## [RECORDS]
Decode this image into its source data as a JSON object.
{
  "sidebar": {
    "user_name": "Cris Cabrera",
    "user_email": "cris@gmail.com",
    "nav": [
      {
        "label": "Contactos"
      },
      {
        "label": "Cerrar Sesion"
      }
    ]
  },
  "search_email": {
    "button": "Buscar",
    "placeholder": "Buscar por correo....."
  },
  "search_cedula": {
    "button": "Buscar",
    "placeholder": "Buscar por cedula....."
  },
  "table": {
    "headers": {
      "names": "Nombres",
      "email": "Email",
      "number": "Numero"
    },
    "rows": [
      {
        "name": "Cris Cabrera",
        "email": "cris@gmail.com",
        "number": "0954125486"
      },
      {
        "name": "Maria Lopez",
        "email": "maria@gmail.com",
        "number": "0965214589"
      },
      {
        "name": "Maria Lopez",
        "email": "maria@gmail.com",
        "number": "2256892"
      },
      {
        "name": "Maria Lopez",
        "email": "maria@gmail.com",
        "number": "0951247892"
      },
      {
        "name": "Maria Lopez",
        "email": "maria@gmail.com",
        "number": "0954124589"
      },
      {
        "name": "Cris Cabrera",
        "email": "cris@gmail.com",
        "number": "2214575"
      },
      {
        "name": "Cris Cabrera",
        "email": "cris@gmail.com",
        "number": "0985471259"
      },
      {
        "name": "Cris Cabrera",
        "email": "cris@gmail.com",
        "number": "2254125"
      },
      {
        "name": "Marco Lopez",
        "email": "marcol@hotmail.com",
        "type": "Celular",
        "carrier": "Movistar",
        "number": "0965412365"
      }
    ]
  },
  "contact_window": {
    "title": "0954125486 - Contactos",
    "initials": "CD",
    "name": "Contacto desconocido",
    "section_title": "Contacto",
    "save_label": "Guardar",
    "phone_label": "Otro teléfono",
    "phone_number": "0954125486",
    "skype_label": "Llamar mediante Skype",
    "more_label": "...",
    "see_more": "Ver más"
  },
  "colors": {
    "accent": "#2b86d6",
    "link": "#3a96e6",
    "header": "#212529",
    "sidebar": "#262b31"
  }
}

## [TASK REQUIREMENTS]
Copy all lines of the listing above that contain the string "Contactos".

## [PROBLEM SOLUTION]
        "label": "Contactos"
    "title": "0954125486 - Contactos",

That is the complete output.